Objective: Write out the data below in full, unchanged, minus the images.

Provided records:

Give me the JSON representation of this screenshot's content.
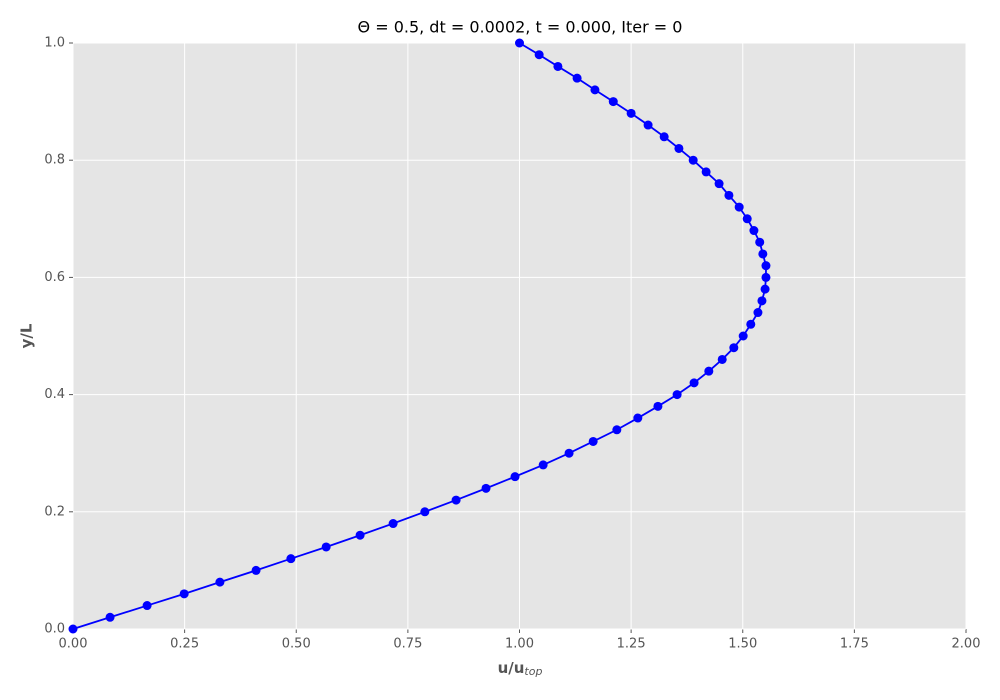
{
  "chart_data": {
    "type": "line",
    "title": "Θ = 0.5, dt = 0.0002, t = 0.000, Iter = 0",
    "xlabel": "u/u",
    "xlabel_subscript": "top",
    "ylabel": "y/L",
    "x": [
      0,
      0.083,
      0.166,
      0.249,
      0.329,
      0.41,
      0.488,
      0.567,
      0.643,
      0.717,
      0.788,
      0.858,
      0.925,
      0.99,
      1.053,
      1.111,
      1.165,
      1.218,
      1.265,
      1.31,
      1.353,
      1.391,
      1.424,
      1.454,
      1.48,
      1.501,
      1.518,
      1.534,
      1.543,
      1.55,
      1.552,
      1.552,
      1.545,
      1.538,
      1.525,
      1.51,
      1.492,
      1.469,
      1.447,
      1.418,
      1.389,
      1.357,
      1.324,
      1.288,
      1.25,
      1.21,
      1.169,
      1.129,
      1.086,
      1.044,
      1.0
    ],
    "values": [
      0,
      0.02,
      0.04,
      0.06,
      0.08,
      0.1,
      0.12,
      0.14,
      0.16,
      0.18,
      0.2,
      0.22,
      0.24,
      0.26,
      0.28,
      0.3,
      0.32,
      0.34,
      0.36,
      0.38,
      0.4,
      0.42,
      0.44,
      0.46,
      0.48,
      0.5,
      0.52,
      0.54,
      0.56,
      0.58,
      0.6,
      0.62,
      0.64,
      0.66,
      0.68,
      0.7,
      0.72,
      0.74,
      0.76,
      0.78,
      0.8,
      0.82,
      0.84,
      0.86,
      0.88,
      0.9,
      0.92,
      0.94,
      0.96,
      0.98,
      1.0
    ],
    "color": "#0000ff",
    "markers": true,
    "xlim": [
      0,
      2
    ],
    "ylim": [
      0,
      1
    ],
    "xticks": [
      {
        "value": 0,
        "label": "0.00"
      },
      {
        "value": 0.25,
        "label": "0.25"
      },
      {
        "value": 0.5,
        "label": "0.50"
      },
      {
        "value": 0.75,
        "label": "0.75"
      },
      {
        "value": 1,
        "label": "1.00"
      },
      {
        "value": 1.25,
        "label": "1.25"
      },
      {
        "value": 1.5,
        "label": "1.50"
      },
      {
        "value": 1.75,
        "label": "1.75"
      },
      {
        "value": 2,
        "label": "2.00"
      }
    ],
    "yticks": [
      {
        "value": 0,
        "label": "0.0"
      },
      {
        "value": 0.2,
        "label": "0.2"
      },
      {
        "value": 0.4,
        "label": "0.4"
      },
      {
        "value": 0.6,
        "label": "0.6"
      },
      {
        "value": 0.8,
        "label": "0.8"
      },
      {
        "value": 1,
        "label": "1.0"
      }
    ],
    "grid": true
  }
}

Result below:
Give me the JSON representation of this screenshot's content.
{
  "chart_data": {
    "type": "line",
    "title": "Θ = 0.5, dt = 0.0002, t = 0.000, Iter = 0",
    "xlabel": "u/u",
    "xlabel_subscript": "top",
    "ylabel": "y/L",
    "x": [
      0,
      0.083,
      0.166,
      0.249,
      0.329,
      0.41,
      0.488,
      0.567,
      0.643,
      0.717,
      0.788,
      0.858,
      0.925,
      0.99,
      1.053,
      1.111,
      1.165,
      1.218,
      1.265,
      1.31,
      1.353,
      1.391,
      1.424,
      1.454,
      1.48,
      1.501,
      1.518,
      1.534,
      1.543,
      1.55,
      1.552,
      1.552,
      1.545,
      1.538,
      1.525,
      1.51,
      1.492,
      1.469,
      1.447,
      1.418,
      1.389,
      1.357,
      1.324,
      1.288,
      1.25,
      1.21,
      1.169,
      1.129,
      1.086,
      1.044,
      1.0
    ],
    "values": [
      0,
      0.02,
      0.04,
      0.06,
      0.08,
      0.1,
      0.12,
      0.14,
      0.16,
      0.18,
      0.2,
      0.22,
      0.24,
      0.26,
      0.28,
      0.3,
      0.32,
      0.34,
      0.36,
      0.38,
      0.4,
      0.42,
      0.44,
      0.46,
      0.48,
      0.5,
      0.52,
      0.54,
      0.56,
      0.58,
      0.6,
      0.62,
      0.64,
      0.66,
      0.68,
      0.7,
      0.72,
      0.74,
      0.76,
      0.78,
      0.8,
      0.82,
      0.84,
      0.86,
      0.88,
      0.9,
      0.92,
      0.94,
      0.96,
      0.98,
      1.0
    ],
    "color": "#0000ff",
    "markers": true,
    "xlim": [
      0,
      2
    ],
    "ylim": [
      0,
      1
    ],
    "xticks": [
      {
        "value": 0,
        "label": "0.00"
      },
      {
        "value": 0.25,
        "label": "0.25"
      },
      {
        "value": 0.5,
        "label": "0.50"
      },
      {
        "value": 0.75,
        "label": "0.75"
      },
      {
        "value": 1,
        "label": "1.00"
      },
      {
        "value": 1.25,
        "label": "1.25"
      },
      {
        "value": 1.5,
        "label": "1.50"
      },
      {
        "value": 1.75,
        "label": "1.75"
      },
      {
        "value": 2,
        "label": "2.00"
      }
    ],
    "yticks": [
      {
        "value": 0,
        "label": "0.0"
      },
      {
        "value": 0.2,
        "label": "0.2"
      },
      {
        "value": 0.4,
        "label": "0.4"
      },
      {
        "value": 0.6,
        "label": "0.6"
      },
      {
        "value": 0.8,
        "label": "0.8"
      },
      {
        "value": 1,
        "label": "1.0"
      }
    ],
    "grid": true
  }
}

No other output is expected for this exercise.